Interestingly, Team Bologna’s Terra Nova article does cite Florensky’s report (twice, on pages 1 and 4), yet never thinks to mention that same report’s principal finding with regard to Lake Cheko: those millennia-old silt deposits lining the bottom of what is supposed to be a pristine, brand-spankin’-new, impact-gouged crater-lake. Instead, they try to create, from page one on, the impression that the 1961 expedition was all about “the study of tree patterns in the devastated taiga and the search for micro-particles of the cosmic body.” Tellingly, the word “silt” does not even occur in the Terra Nova article.

But now, talking to National Geographic's Maria Cristina Valsecchi, Gasparini does something of an about-face, trying his darnedest to patch that silted-up hole (or should we say crater) in his theory. He’s now claiming that “... only the topmost, one-meter-deep [three-foot-deep] layer of debris actually came from the inflowing river,” and that the “deeper sediments are deposits that predate 1908; they were the target over which the impact took place.”

But for that to work, the Tunguska Event — which unleashed a blast reckoned at from between two to forty megatons — would have had to leave those silt deposits found by the 1961 expedition undisturbed. Push them down to the bottom of the new-formed "crater," of course, but otherwise stir them up hardly at all. How does that work? Simple (to Gasparini, at least) — the impact must have been, in his words, a “soft crash.”

Silt deposits are not the only thing about Lake Cheko that needs explaining, or explaining away. A bevy of scientists — including NASA’s David Morrison, Gareth Collins at Imperial College, London, and Benny Peiser, from Liverpool’s John Moores University — have all joined in to pick other holes in the solution, ranging from a too-shallow angle of entry, to the absence of a “lip” of ejecta around the rim of the supposed crater. As for that “slow crash,” well, to these peers, the very slow impact speed required to make any of this work is not a feature of the Bologna “solution” — it’s just another bug.

It’s actually interesting that most of the published articles contain more than their usual fair-and-balanced quota of such critical commentary on the Crater Cheko concept. It’s almost as though the newsfeeds are determined not to be caught napping by the Bologna solution-mongers this time. But no matter how many counterarguments are lofted, the bottom line is still this: With enough finetuning — soft crashes, etc. — even the most implausible scenario can be made to work, or seem to.

No, let’s face it: if you really wanted to disprove the Gasparini-Longo hypothesis, what you’d have to do is one thing and one thing only — simply show (as Gasparini now claims the 1961 expedition’s silt deposits did not) that Lake Cheko was there before June 30, 1908.

Because if that body of water truly predated the Tunguska Event, then it can’t be a waterlogged crater caused by that Event. Q.E.D.

The Other Smoking Gun

Figuring out whether or not Cheko was there before the impact sure sounds easy enough. I mean, it’s a whole lake, right? Over five hundred meters long and maybe fifty deep. Kind of hard to miss, you’d think.

On the other hand, it’s located in the Stony Tunguska River Basin — three hundred thousand square miles of impenetrable wilderness, inhabited in 1908 by fewer than thirty thousand souls. That’s ten square miles of trackless desolation for every man, woman, and child. Maybe not so hard to miss, then.

__PROVIDED MATERIAL__:

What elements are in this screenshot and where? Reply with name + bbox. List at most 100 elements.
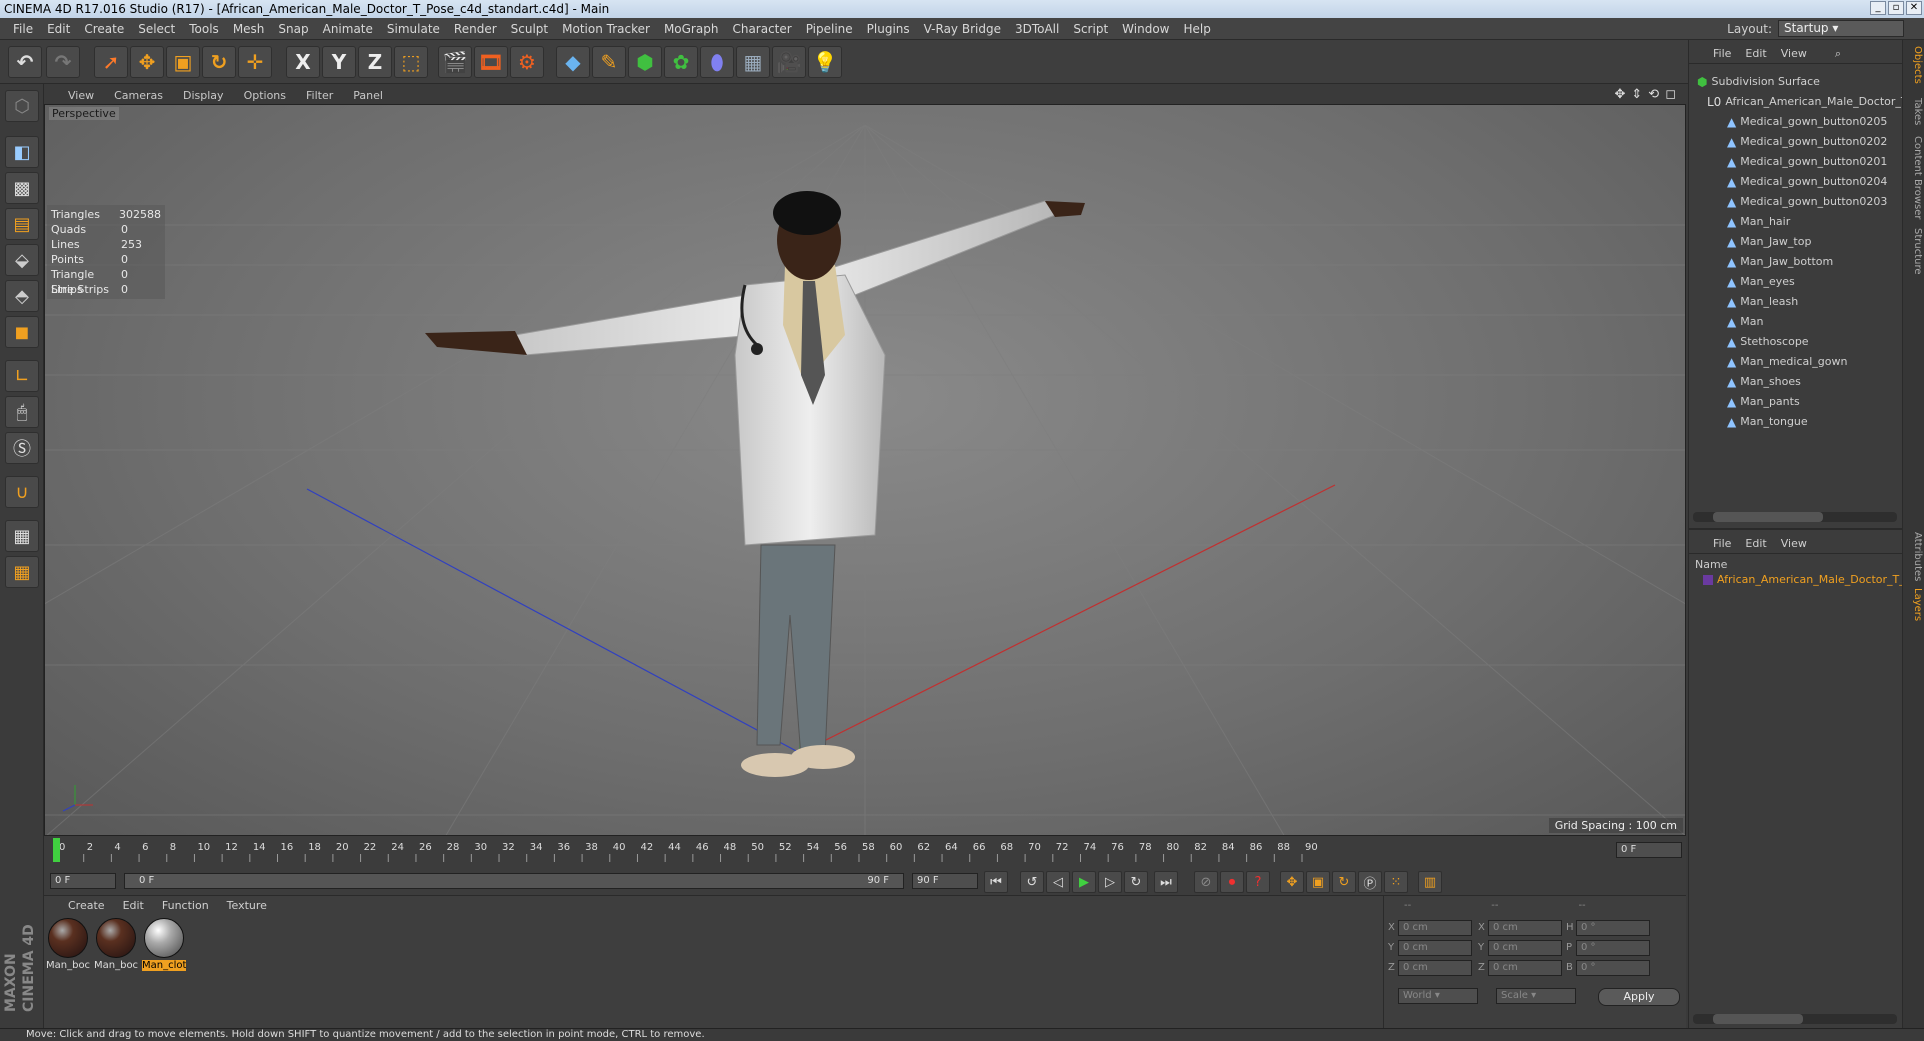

__WHAT YOU NEED TO DO__:
- a) From the Lake Cheko passage, extract word for word the span from "Silt deposits are" up to and including "just another bug.".
- b) According to the Lake Cheko passage, what range of megatons is the Tunguska blast reckoned at?
- c) Give what comes next in the Lake Cheko passage, picking up after its final sentence.
The material was taken from a different source.

__RESPONSES__:
- a)
Silt deposits are not the only thing about Lake Cheko that needs explaining, or explaining away. A bevy of scientists — including NASA’s David Morrison, Gareth Collins at Imperial College, London, and Benny Peiser, from Liverpool’s John Moores University — have all joined in to pick other holes in the solution, ranging from a too-shallow angle of entry, to the absence of a “lip” of ejecta around the rim of the supposed crater. As for that “slow crash,” well, to these peers, the very slow impact speed required to make any of this work is not a feature of the Bologna “solution” — it’s just another bug.

- b) Between two and forty megatons.

- c)
At the same time, Gasparini and Longo are quick to point out that Lake Cheko does not appear on any maps before 1929. To which I’d have to answer: “Maps? What maps?” The Stony Tunguska watershed was hardly a hotbed of cartographic activity in the first decades of the twentieth century, and this tiny, nondescript geographic feature is a veritable needle in a haystack. And that’s setting aside the fact that the native Evenki shamans barred entry to the impact zone for twenty years after the Event, believing it was accursed.

No, if there’s any evidence, one way or the other, for the pre-existence of Lake Cheko, it’d have to be in eyewitness accounts.

And here’s where we strike pay dirt (or perhaps, in keeping with the subject matter, I should say lake bottom?).

Because, as luck would have it, a catalogue of Tunguska eyewitness accounts not only exists, but, through the good offices of Andrea Ol’khovatov, has been made available on the Internet right here. The catalogue, entitled “Testimony of the Eyewitnesses to the Tunguska Impact,” was compiled back in 1981 for the All-Union (now All-Russian) Institute for Scientific and Technical Information (VINITI) by the grand old man of Soviet/Russian Tunguska studies, Academician Nikolai Vladimirovich Vasil’ev himself. It gathers together into one document both contemporary newspaper reports and the testimony of all the witnesses to the Event recorded by a variety of researchers from 1921 through the 1970s. The sole drawback is that, to date, the bulk of its materials are available only in Russian (though Bill DeSmedt’s translated a few of the more interesting bits for the “Vurdalak Conjecture” website here).

Back to business: does this document have anything at all to say about Lake Cheko? More particularly, about whether it was there before the impact or not?

Well, not according to Team Bologna. On page one of their Terra Nova article, we read:

In fact, the presence of the lake was not reported in maps drafted before 1928 and is not mentioned by eyewitness testimonies (Vasilyev et al., 1981).

That bears repeating: “the presence of the lake ... is not mentioned by eyewitness testimonies,” where the eyewitness testimonies they’re talking about come from the very catalogue I cited a couple paragraphs back.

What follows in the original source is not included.